*Task*: Reproduce each record exactly.

Items from a dataset
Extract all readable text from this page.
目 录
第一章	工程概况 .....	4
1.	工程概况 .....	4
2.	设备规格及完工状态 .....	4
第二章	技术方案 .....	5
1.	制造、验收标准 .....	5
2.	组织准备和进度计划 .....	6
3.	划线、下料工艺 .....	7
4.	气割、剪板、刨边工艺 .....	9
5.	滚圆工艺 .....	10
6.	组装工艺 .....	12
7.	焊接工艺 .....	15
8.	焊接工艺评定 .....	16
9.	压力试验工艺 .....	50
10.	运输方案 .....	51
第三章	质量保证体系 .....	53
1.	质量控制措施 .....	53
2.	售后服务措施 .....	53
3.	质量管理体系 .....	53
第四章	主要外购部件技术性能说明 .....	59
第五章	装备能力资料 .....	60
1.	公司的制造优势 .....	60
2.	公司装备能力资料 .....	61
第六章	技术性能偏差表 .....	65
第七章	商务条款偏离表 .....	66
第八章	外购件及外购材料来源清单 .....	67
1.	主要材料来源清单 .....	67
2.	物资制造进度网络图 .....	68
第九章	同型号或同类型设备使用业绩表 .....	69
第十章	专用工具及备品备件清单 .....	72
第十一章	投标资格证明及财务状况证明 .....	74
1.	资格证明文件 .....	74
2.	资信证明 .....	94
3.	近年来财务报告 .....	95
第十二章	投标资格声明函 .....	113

*Expected answer*:
Extract all readable text from this page.
目 录
第一章	工程概况 .....	4
1.	工程概况 .....	4
2.	设备规格及完工状态 .....	4
第二章	技术方案 .....	5
1.	制造、验收标准 .....	5
2.	组织准备和进度计划 .....	6
3.	划线、下料工艺 .....	7
4.	气割、剪板、刨边工艺 .....	9
5.	滚圆工艺 .....	10
6.	组装工艺 .....	12
7.	焊接工艺 .....	15
8.	焊接工艺评定 .....	16
9.	压力试验工艺 .....	50
10.	运输方案 .....	51
第三章	质量保证体系 .....	53
1.	质量控制措施 .....	53
2.	售后服务措施 .....	53
3.	质量管理体系 .....	53
第四章	主要外购部件技术性能说明 .....	59
第五章	装备能力资料 .....	60
1.	公司的制造优势 .....	60
2.	公司装备能力资料 .....	61
第六章	技术性能偏差表 .....	65
第七章	商务条款偏离表 .....	66
第八章	外购件及外购材料来源清单 .....	67
1.	主要材料来源清单 .....	67
2.	物资制造进度网络图 .....	68
第九章	同型号或同类型设备使用业绩表 .....	69
第十章	专用工具及备品备件清单 .....	72
第十一章	投标资格证明及财务状况证明 .....	74
1.	资格证明文件 .....	74
2.	资信证明 .....	94
3.	近年来财务报告 .....	95
第十二章	投标资格声明函 .....	113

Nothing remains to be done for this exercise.